*Problem to solve:* Pick out every line holding the string "color" and copy it.

Collection entries
---------------

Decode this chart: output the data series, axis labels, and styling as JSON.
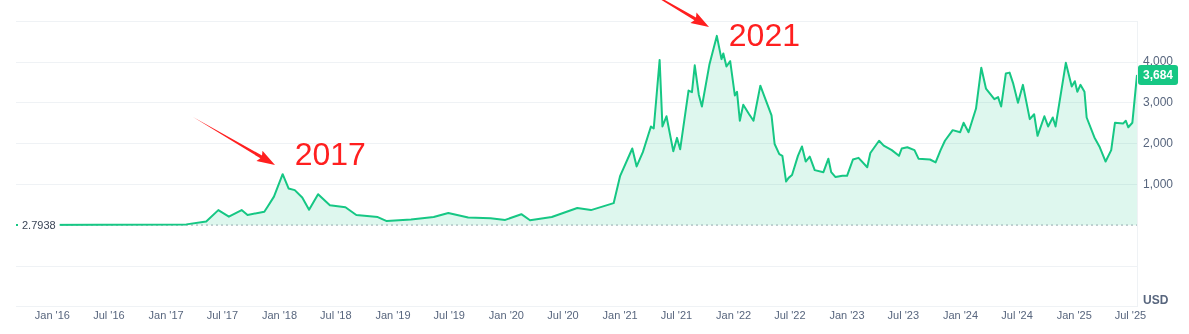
{
  "chart_data": {
    "type": "area",
    "ylabel": "USD",
    "x": [
      "2015-09-06",
      "2016-05-28",
      "2017-03-07",
      "2017-05-10",
      "2017-06-18",
      "2017-07-22",
      "2017-09-01",
      "2017-09-20",
      "2017-11-13",
      "2017-11-25",
      "2017-12-14",
      "2018-01-11",
      "2018-01-30",
      "2018-02-19",
      "2018-03-15",
      "2018-04-06",
      "2018-05-05",
      "2018-06-12",
      "2018-08-01",
      "2018-09-05",
      "2018-11-13",
      "2018-12-12",
      "2019-02-28",
      "2019-05-12",
      "2019-06-28",
      "2019-08-31",
      "2019-11-11",
      "2019-12-28",
      "2020-02-18",
      "2020-03-17",
      "2020-05-26",
      "2020-08-16",
      "2020-09-29",
      "2020-12-11",
      "2021-01-01",
      "2021-02-09",
      "2021-02-23",
      "2021-03-15",
      "2021-04-10",
      "2021-04-19",
      "2021-05-08",
      "2021-05-17",
      "2021-05-30",
      "2021-06-21",
      "2021-07-03",
      "2021-07-13",
      "2021-08-09",
      "2021-08-20",
      "2021-08-29",
      "2021-09-11",
      "2021-09-21",
      "2021-10-15",
      "2021-11-08",
      "2021-11-23",
      "2021-11-29",
      "2021-12-09",
      "2021-12-21",
      "2022-01-05",
      "2022-01-12",
      "2022-01-21",
      "2022-02-01",
      "2022-02-20",
      "2022-03-06",
      "2022-03-28",
      "2022-05-03",
      "2022-05-13",
      "2022-05-28",
      "2022-06-07",
      "2022-06-19",
      "2022-06-27",
      "2022-07-08",
      "2022-07-27",
      "2022-08-09",
      "2022-08-21",
      "2022-09-03",
      "2022-09-19",
      "2022-10-17",
      "2022-11-02",
      "2022-11-11",
      "2022-11-25",
      "2022-12-17",
      "2023-01-01",
      "2023-01-20",
      "2023-02-07",
      "2023-03-07",
      "2023-03-17",
      "2023-04-14",
      "2023-04-29",
      "2023-05-25",
      "2023-06-17",
      "2023-06-26",
      "2023-07-14",
      "2023-08-06",
      "2023-08-19",
      "2023-09-25",
      "2023-10-13",
      "2023-10-29",
      "2023-11-12",
      "2023-12-07",
      "2023-12-31",
      "2024-01-11",
      "2024-01-27",
      "2024-02-20",
      "2024-03-08",
      "2024-03-23",
      "2024-04-19",
      "2024-05-01",
      "2024-05-11",
      "2024-05-26",
      "2024-06-07",
      "2024-06-18",
      "2024-07-04",
      "2024-07-20",
      "2024-08-11",
      "2024-08-25",
      "2024-09-05",
      "2024-09-27",
      "2024-10-09",
      "2024-10-24",
      "2024-11-02",
      "2024-12-05",
      "2024-12-24",
      "2025-01-03",
      "2025-01-11",
      "2025-01-21",
      "2025-02-03",
      "2025-02-10",
      "2025-03-07",
      "2025-03-23",
      "2025-04-12",
      "2025-04-30",
      "2025-05-12",
      "2025-06-07",
      "2025-06-16",
      "2025-06-24",
      "2025-07-07",
      "2025-07-22"
    ],
    "series": [
      {
        "color": "#16c784",
        "values": [
          3,
          12,
          20,
          90,
          370,
          210,
          370,
          250,
          330,
          470,
          700,
          1250,
          900,
          860,
          680,
          380,
          760,
          490,
          440,
          250,
          200,
          100,
          140,
          200,
          300,
          190,
          170,
          130,
          270,
          120,
          200,
          420,
          370,
          540,
          1210,
          1880,
          1440,
          1790,
          2420,
          2370,
          4050,
          2420,
          2670,
          1810,
          2140,
          1860,
          3300,
          3260,
          3920,
          3200,
          2910,
          3930,
          4640,
          4070,
          4210,
          3890,
          4020,
          3180,
          3270,
          2560,
          2950,
          2720,
          2560,
          3420,
          2690,
          1990,
          1740,
          1700,
          1070,
          1160,
          1230,
          1700,
          1930,
          1560,
          1680,
          1350,
          1300,
          1630,
          1300,
          1180,
          1210,
          1210,
          1610,
          1650,
          1420,
          1770,
          2070,
          1950,
          1840,
          1700,
          1880,
          1910,
          1840,
          1630,
          1610,
          1540,
          1840,
          2070,
          2330,
          2280,
          2510,
          2280,
          2860,
          3860,
          3350,
          3090,
          3140,
          2910,
          3720,
          3740,
          3490,
          3000,
          3440,
          2600,
          2720,
          2190,
          2670,
          2420,
          2640,
          2420,
          3980,
          3400,
          3530,
          3270,
          3440,
          3270,
          2640,
          2150,
          1930,
          1560,
          1840,
          2510,
          2490,
          2560,
          2400,
          2510,
          3684
        ],
        "value_labels": [
          null,
          null,
          null,
          null,
          null,
          null,
          null,
          null,
          null,
          null,
          null,
          null,
          null,
          null,
          null,
          null,
          null,
          null,
          null,
          null,
          null,
          null,
          null,
          null,
          null,
          null,
          null,
          null,
          null,
          null,
          null,
          null,
          null,
          null,
          null,
          null,
          null,
          null,
          null,
          null,
          null,
          null,
          null,
          null,
          null,
          null,
          null,
          null,
          null,
          null,
          null,
          null,
          null,
          null,
          null,
          null,
          null,
          null,
          null,
          null,
          null,
          null,
          null,
          null,
          null,
          null,
          null,
          null,
          null,
          null,
          null,
          null,
          null,
          null,
          null,
          null,
          null,
          null,
          null,
          null,
          null,
          null,
          null,
          null,
          null,
          null,
          null,
          null,
          null,
          null,
          null,
          null,
          null,
          null,
          null,
          null,
          null,
          null,
          null,
          null,
          null,
          null,
          null,
          null,
          null,
          null,
          null,
          null,
          null,
          null,
          null,
          null,
          null,
          null,
          null,
          null,
          null,
          null,
          null,
          null,
          null,
          null,
          null,
          null,
          null,
          null,
          null,
          null,
          null,
          null,
          null,
          null,
          null,
          null,
          null,
          null,
          "3,684"
        ]
      }
    ],
    "xlim": [
      "2015-09-06",
      "2025-07-22"
    ],
    "xticks": [
      {
        "value": "2016-01-01",
        "label": "Jan '16"
      },
      {
        "value": "2016-07-01",
        "label": "Jul '16"
      },
      {
        "value": "2017-01-01",
        "label": "Jan '17"
      },
      {
        "value": "2017-07-01",
        "label": "Jul '17"
      },
      {
        "value": "2018-01-01",
        "label": "Jan '18"
      },
      {
        "value": "2018-07-01",
        "label": "Jul '18"
      },
      {
        "value": "2019-01-01",
        "label": "Jan '19"
      },
      {
        "value": "2019-07-01",
        "label": "Jul '19"
      },
      {
        "value": "2020-01-01",
        "label": "Jan '20"
      },
      {
        "value": "2020-07-01",
        "label": "Jul '20"
      },
      {
        "value": "2021-01-01",
        "label": "Jan '21"
      },
      {
        "value": "2021-07-01",
        "label": "Jul '21"
      },
      {
        "value": "2022-01-01",
        "label": "Jan '22"
      },
      {
        "value": "2022-07-01",
        "label": "Jul '22"
      },
      {
        "value": "2023-01-01",
        "label": "Jan '23"
      },
      {
        "value": "2023-07-01",
        "label": "Jul '23"
      },
      {
        "value": "2024-01-01",
        "label": "Jan '24"
      },
      {
        "value": "2024-07-01",
        "label": "Jul '24"
      },
      {
        "value": "2025-01-01",
        "label": "Jan '25"
      },
      {
        "value": "2025-07-01",
        "label": "Jul '25"
      }
    ],
    "ylim": [
      -2000,
      5000
    ],
    "yticks": [
      {
        "value": -1000,
        "label": null
      },
      {
        "value": 1000,
        "label": "1,000"
      },
      {
        "value": 2000,
        "label": "2,000"
      },
      {
        "value": 3000,
        "label": "3,000"
      },
      {
        "value": 4000,
        "label": "4,000"
      },
      {
        "value": 5000,
        "label": null
      }
    ],
    "ref_lines": [
      {
        "axis": "y",
        "value": 2.7938,
        "label": "2.7938",
        "color": "#a0a7b4",
        "line_style": "dotted"
      }
    ],
    "annotations": [
      {
        "text": "2017",
        "x": "2018-01-11",
        "y": 1250
      },
      {
        "text": "2021",
        "x": "2021-11-08",
        "y": 4640
      }
    ],
    "grid": "y",
    "legend": false,
    "marker": "none",
    "line_style": "solid"
  }
}
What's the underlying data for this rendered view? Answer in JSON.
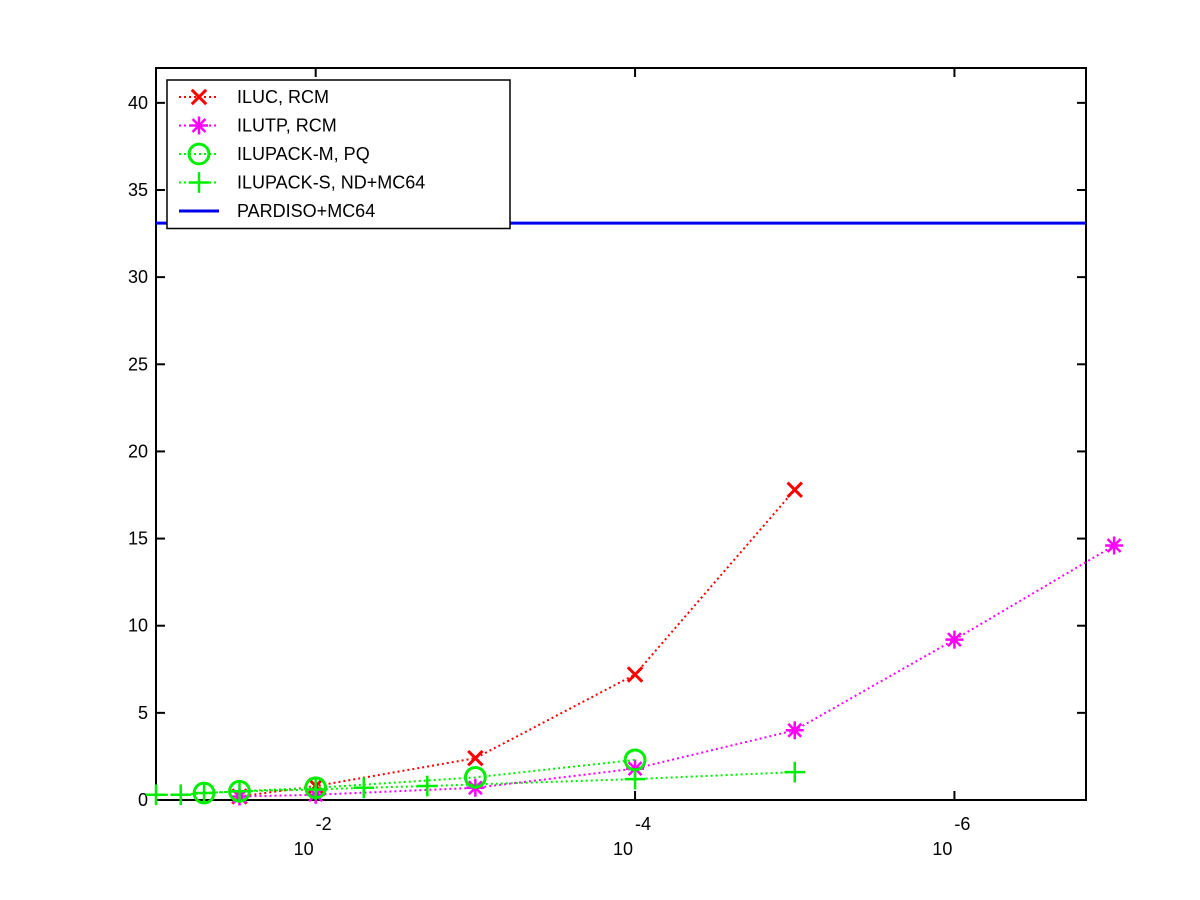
{
  "chart_data": {
    "type": "line",
    "title": "",
    "xlabel": "",
    "ylabel": "",
    "x_scale": "log-reversed",
    "xlim": [
      0.1,
      1.5e-07
    ],
    "ylim": [
      0,
      42
    ],
    "x_ticks": [
      {
        "value": 0.01,
        "base": "10",
        "exponent": "-2"
      },
      {
        "value": 0.0001,
        "base": "10",
        "exponent": "-4"
      },
      {
        "value": 1e-06,
        "base": "10",
        "exponent": "-6"
      }
    ],
    "y_ticks": [
      "0",
      "5",
      "10",
      "15",
      "20",
      "25",
      "30",
      "35",
      "40"
    ],
    "legend_position": "top-left",
    "series": [
      {
        "name": "ILUC, RCM",
        "color": "#ff0000",
        "marker": "x",
        "line_style": "dotted",
        "points": [
          {
            "x": 0.03,
            "y": 0.2
          },
          {
            "x": 0.01,
            "y": 0.8
          },
          {
            "x": 0.001,
            "y": 2.4
          },
          {
            "x": 0.0001,
            "y": 7.2
          },
          {
            "x": 1e-05,
            "y": 17.8
          }
        ]
      },
      {
        "name": "ILUTP, RCM",
        "color": "#ff00ff",
        "marker": "asterisk",
        "line_style": "dotted",
        "points": [
          {
            "x": 0.03,
            "y": 0.2
          },
          {
            "x": 0.01,
            "y": 0.3
          },
          {
            "x": 0.001,
            "y": 0.7
          },
          {
            "x": 0.0001,
            "y": 1.8
          },
          {
            "x": 1e-05,
            "y": 4.0
          },
          {
            "x": 1e-06,
            "y": 9.2
          },
          {
            "x": 1e-07,
            "y": 14.6
          }
        ]
      },
      {
        "name": "ILUPACK-M, PQ",
        "color": "#00ee00",
        "marker": "circle",
        "line_style": "dotted",
        "points": [
          {
            "x": 0.05,
            "y": 0.4
          },
          {
            "x": 0.03,
            "y": 0.5
          },
          {
            "x": 0.01,
            "y": 0.7
          },
          {
            "x": 0.001,
            "y": 1.3
          },
          {
            "x": 0.0001,
            "y": 2.3
          }
        ]
      },
      {
        "name": "ILUPACK-S, ND+MC64",
        "color": "#00ee00",
        "marker": "plus",
        "line_style": "dotted",
        "points": [
          {
            "x": 0.1,
            "y": 0.3
          },
          {
            "x": 0.07,
            "y": 0.3
          },
          {
            "x": 0.05,
            "y": 0.4
          },
          {
            "x": 0.03,
            "y": 0.5
          },
          {
            "x": 0.01,
            "y": 0.6
          },
          {
            "x": 0.005,
            "y": 0.7
          },
          {
            "x": 0.002,
            "y": 0.8
          },
          {
            "x": 0.0001,
            "y": 1.2
          },
          {
            "x": 1e-05,
            "y": 1.6
          }
        ]
      },
      {
        "name": "PARDISO+MC64",
        "color": "#0000ee",
        "marker": "none",
        "line_style": "solid",
        "points": [
          {
            "x": 0.1,
            "y": 33.1
          },
          {
            "x": 1.5e-07,
            "y": 33.1
          }
        ]
      }
    ]
  }
}
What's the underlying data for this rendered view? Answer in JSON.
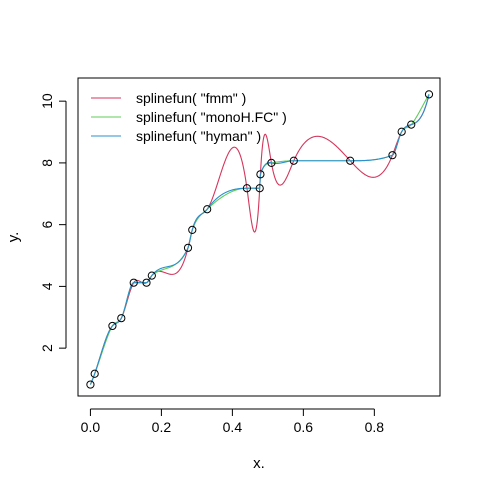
{
  "chart_data": {
    "type": "line",
    "xlabel": "x.",
    "ylabel": "y.",
    "xlim": [
      -0.035,
      0.985
    ],
    "ylim": [
      0.45,
      10.75
    ],
    "x_ticks": [
      "0.0",
      "0.2",
      "0.4",
      "0.6",
      "0.8"
    ],
    "x_tick_values": [
      0.0,
      0.2,
      0.4,
      0.6,
      0.8
    ],
    "y_ticks": [
      "2",
      "4",
      "6",
      "8",
      "10"
    ],
    "y_tick_values": [
      2,
      4,
      6,
      8,
      10
    ],
    "legend_position": "top-left",
    "points": [
      {
        "x": 0.0,
        "y": 0.82
      },
      {
        "x": 0.012,
        "y": 1.17
      },
      {
        "x": 0.062,
        "y": 2.72
      },
      {
        "x": 0.087,
        "y": 2.97
      },
      {
        "x": 0.122,
        "y": 4.12
      },
      {
        "x": 0.158,
        "y": 4.12
      },
      {
        "x": 0.173,
        "y": 4.35
      },
      {
        "x": 0.275,
        "y": 5.25
      },
      {
        "x": 0.287,
        "y": 5.83
      },
      {
        "x": 0.329,
        "y": 6.5
      },
      {
        "x": 0.441,
        "y": 7.18
      },
      {
        "x": 0.477,
        "y": 7.18
      },
      {
        "x": 0.479,
        "y": 7.63
      },
      {
        "x": 0.51,
        "y": 8.0
      },
      {
        "x": 0.573,
        "y": 8.07
      },
      {
        "x": 0.732,
        "y": 8.07
      },
      {
        "x": 0.851,
        "y": 8.25
      },
      {
        "x": 0.877,
        "y": 9.01
      },
      {
        "x": 0.904,
        "y": 9.24
      },
      {
        "x": 0.954,
        "y": 10.22
      }
    ],
    "series": [
      {
        "name": "splinefun( \"fmm\" )",
        "color": "#d4365c",
        "method": "fmm"
      },
      {
        "name": "splinefun( \"monoH.FC\" )",
        "color": "#5fcd5a",
        "method": "monoH.FC"
      },
      {
        "name": "splinefun( \"hyman\" )",
        "color": "#2b8fcf",
        "method": "hyman"
      }
    ]
  }
}
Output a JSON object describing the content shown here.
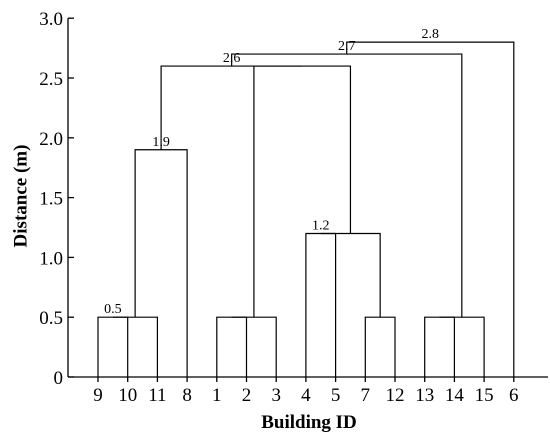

---------------

*Solution to the exercise:*
        "color": "#16c784",
        "color": "#a0a7b4",
        "color": "#ff0000",
        "color": "#ff00ff",
        "color": "#00ee00",
        "color": "#00ee00",
        "color": "#0000ee",
        "color": "#d4365c",
        "color": "#5fcd5a",
        "color": "#2b8fcf",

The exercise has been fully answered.